** Start of The input **
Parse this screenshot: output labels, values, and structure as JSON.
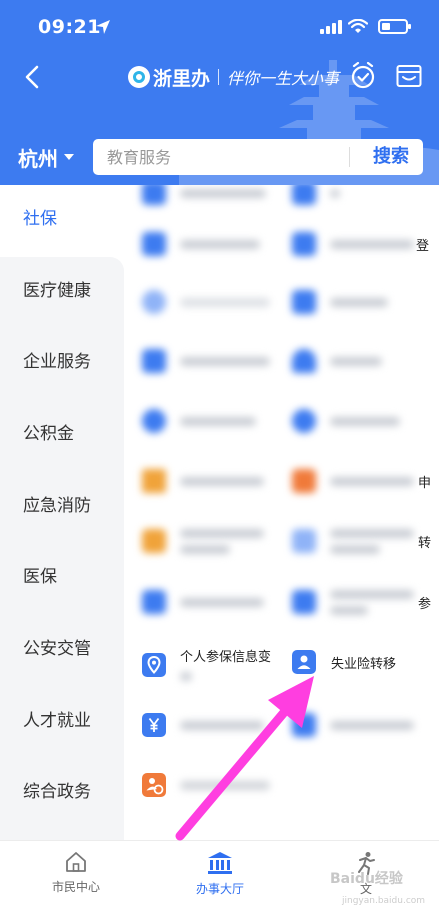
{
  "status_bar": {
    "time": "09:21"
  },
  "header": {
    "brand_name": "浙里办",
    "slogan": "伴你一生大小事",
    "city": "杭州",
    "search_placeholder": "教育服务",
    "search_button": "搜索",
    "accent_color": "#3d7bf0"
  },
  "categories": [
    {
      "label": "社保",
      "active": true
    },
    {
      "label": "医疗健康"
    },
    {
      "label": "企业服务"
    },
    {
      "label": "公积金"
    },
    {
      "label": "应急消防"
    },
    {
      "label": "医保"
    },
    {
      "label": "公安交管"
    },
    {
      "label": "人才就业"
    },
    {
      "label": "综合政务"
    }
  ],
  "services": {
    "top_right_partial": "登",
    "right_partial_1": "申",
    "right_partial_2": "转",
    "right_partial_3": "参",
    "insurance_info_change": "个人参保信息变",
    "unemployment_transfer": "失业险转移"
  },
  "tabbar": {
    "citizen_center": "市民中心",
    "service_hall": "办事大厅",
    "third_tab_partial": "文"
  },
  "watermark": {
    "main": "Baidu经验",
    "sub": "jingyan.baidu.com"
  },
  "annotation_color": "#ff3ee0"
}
** End of The input **
*Problem to solve*
Print the entries above exactly, taking out only the pictures.

*Problem solution*
Parse this screenshot: output labels, values, and structure as JSON.
{
  "status_bar": {
    "time": "09:21"
  },
  "header": {
    "brand_name": "浙里办",
    "slogan": "伴你一生大小事",
    "city": "杭州",
    "search_placeholder": "教育服务",
    "search_button": "搜索",
    "accent_color": "#3d7bf0"
  },
  "categories": [
    {
      "label": "社保",
      "active": true
    },
    {
      "label": "医疗健康"
    },
    {
      "label": "企业服务"
    },
    {
      "label": "公积金"
    },
    {
      "label": "应急消防"
    },
    {
      "label": "医保"
    },
    {
      "label": "公安交管"
    },
    {
      "label": "人才就业"
    },
    {
      "label": "综合政务"
    }
  ],
  "services": {
    "top_right_partial": "登",
    "right_partial_1": "申",
    "right_partial_2": "转",
    "right_partial_3": "参",
    "insurance_info_change": "个人参保信息变",
    "unemployment_transfer": "失业险转移"
  },
  "tabbar": {
    "citizen_center": "市民中心",
    "service_hall": "办事大厅",
    "third_tab_partial": "文"
  },
  "watermark": {
    "main": "Baidu经验",
    "sub": "jingyan.baidu.com"
  },
  "annotation_color": "#ff3ee0"
}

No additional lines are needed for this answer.